Your goal: Copy out every one of the records below word for word, keeping each line unchanged.

(Data taken from a collection)
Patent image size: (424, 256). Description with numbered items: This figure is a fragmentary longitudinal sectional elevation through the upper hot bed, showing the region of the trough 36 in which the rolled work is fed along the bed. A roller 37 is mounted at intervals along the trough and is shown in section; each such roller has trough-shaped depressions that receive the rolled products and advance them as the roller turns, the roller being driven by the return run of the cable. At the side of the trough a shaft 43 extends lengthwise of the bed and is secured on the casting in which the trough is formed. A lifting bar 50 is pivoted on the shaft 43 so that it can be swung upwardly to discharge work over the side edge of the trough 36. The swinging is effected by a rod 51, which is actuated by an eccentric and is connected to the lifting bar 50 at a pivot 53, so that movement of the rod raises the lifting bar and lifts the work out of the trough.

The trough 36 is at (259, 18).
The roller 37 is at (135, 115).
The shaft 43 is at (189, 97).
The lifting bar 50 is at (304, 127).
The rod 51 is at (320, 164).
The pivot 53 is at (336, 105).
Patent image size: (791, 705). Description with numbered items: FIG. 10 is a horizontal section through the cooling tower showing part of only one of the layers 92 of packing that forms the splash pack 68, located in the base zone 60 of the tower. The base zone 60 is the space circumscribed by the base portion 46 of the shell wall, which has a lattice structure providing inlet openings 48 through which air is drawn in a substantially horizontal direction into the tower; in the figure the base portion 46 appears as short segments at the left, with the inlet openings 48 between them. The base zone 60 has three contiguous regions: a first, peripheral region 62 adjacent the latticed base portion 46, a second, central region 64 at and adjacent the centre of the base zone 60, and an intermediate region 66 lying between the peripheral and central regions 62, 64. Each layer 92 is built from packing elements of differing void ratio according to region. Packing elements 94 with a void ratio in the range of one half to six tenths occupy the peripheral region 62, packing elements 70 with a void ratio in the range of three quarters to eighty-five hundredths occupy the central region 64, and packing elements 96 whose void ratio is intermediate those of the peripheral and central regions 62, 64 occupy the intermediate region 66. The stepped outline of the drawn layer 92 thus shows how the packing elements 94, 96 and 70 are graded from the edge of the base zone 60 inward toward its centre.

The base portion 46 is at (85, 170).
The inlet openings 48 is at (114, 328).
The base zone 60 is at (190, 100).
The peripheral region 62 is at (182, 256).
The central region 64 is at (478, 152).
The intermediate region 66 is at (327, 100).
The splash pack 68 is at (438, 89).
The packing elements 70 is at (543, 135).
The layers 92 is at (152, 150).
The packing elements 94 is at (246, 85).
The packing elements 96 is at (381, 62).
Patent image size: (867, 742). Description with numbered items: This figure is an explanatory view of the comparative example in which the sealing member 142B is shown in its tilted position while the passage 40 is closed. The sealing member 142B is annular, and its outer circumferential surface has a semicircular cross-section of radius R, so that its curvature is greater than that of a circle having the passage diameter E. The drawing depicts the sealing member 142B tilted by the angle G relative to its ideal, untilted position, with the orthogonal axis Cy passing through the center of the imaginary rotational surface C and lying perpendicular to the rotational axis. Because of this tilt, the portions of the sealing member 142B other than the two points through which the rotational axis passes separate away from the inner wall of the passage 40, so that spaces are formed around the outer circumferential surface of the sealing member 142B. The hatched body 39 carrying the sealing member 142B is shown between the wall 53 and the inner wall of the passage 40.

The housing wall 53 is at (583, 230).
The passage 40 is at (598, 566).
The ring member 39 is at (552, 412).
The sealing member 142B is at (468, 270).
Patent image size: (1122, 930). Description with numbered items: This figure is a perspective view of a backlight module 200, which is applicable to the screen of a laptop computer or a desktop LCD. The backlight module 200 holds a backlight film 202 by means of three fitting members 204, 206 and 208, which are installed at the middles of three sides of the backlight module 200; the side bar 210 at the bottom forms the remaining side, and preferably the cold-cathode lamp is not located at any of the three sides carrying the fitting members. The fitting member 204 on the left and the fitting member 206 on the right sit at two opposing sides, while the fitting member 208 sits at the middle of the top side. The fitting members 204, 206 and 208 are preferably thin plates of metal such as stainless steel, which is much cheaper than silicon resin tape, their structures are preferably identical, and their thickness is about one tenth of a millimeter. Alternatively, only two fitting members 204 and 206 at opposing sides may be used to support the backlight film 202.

The answer:
Patent image size: (424, 256). Description with numbered items: This figure is a fragmentary longitudinal sectional elevation through the upper hot bed, showing the region of the trough 36 in which the rolled work is fed along the bed. A roller 37 is mounted at intervals along the trough and is shown in section; each such roller has trough-shaped depressions that receive the rolled products and advance them as the roller turns, the roller being driven by the return run of the cable. At the side of the trough a shaft 43 extends lengthwise of the bed and is secured on the casting in which the trough is formed. A lifting bar 50 is pivoted on the shaft 43 so that it can be swung upwardly to discharge work over the side edge of the trough 36. The swinging is effected by a rod 51, which is actuated by an eccentric and is connected to the lifting bar 50 at a pivot 53, so that movement of the rod raises the lifting bar and lifts the work out of the trough.

The trough 36 is at (259, 18).
The roller 37 is at (135, 115).
The shaft 43 is at (189, 97).
The lifting bar 50 is at (304, 127).
The rod 51 is at (320, 164).
The pivot 53 is at (336, 105).
Patent image size: (791, 705). Description with numbered items: FIG. 10 is a horizontal section through the cooling tower showing part of only one of the layers 92 of packing that forms the splash pack 68, located in the base zone 60 of the tower. The base zone 60 is the space circumscribed by the base portion 46 of the shell wall, which has a lattice structure providing inlet openings 48 through which air is drawn in a substantially horizontal direction into the tower; in the figure the base portion 46 appears as short segments at the left, with the inlet openings 48 between them. The base zone 60 has three contiguous regions: a first, peripheral region 62 adjacent the latticed base portion 46, a second, central region 64 at and adjacent the centre of the base zone 60, and an intermediate region 66 lying between the peripheral and central regions 62, 64. Each layer 92 is built from packing elements of differing void ratio according to region. Packing elements 94 with a void ratio in the range of one half to six tenths occupy the peripheral region 62, packing elements 70 with a void ratio in the range of three quarters to eighty-five hundredths occupy the central region 64, and packing elements 96 whose void ratio is intermediate those of the peripheral and central regions 62, 64 occupy the intermediate region 66. The stepped outline of the drawn layer 92 thus shows how the packing elements 94, 96 and 70 are graded from the edge of the base zone 60 inward toward its centre.

The base portion 46 is at (85, 170).
The inlet openings 48 is at (114, 328).
The base zone 60 is at (190, 100).
The peripheral region 62 is at (182, 256).
The central region 64 is at (478, 152).
The intermediate region 66 is at (327, 100).
The splash pack 68 is at (438, 89).
The packing elements 70 is at (543, 135).
The layers 92 is at (152, 150).
The packing elements 94 is at (246, 85).
The packing elements 96 is at (381, 62).
Patent image size: (867, 742). Description with numbered items: This figure is an explanatory view of the comparative example in which the sealing member 142B is shown in its tilted position while the passage 40 is closed. The sealing member 142B is annular, and its outer circumferential surface has a semicircular cross-section of radius R, so that its curvature is greater than that of a circle having the passage diameter E. The drawing depicts the sealing member 142B tilted by the angle G relative to its ideal, untilted position, with the orthogonal axis Cy passing through the center of the imaginary rotational surface C and lying perpendicular to the rotational axis. Because of this tilt, the portions of the sealing member 142B other than the two points through which the rotational axis passes separate away from the inner wall of the passage 40, so that spaces are formed around the outer circumferential surface of the sealing member 142B. The hatched body 39 carrying the sealing member 142B is shown between the wall 53 and the inner wall of the passage 40.

The housing wall 53 is at (583, 230).
The passage 40 is at (598, 566).
The ring member 39 is at (552, 412).
The sealing member 142B is at (468, 270).
Patent image size: (1122, 930). Description with numbered items: This figure is a perspective view of a backlight module 200, which is applicable to the screen of a laptop computer or a desktop LCD. The backlight module 200 holds a backlight film 202 by means of three fitting members 204, 206 and 208, which are installed at the middles of three sides of the backlight module 200; the side bar 210 at the bottom forms the remaining side, and preferably the cold-cathode lamp is not located at any of the three sides carrying the fitting members. The fitting member 204 on the left and the fitting member 206 on the right sit at two opposing sides, while the fitting member 208 sits at the middle of the top side. The fitting members 204, 206 and 208 are preferably thin plates of metal such as stainless steel, which is much cheaper than silicon resin tape, their structures are preferably identical, and their thickness is about one tenth of a millimeter. Alternatively, only two fitting members 204 and 206 at opposing sides may be used to support the backlight film 202.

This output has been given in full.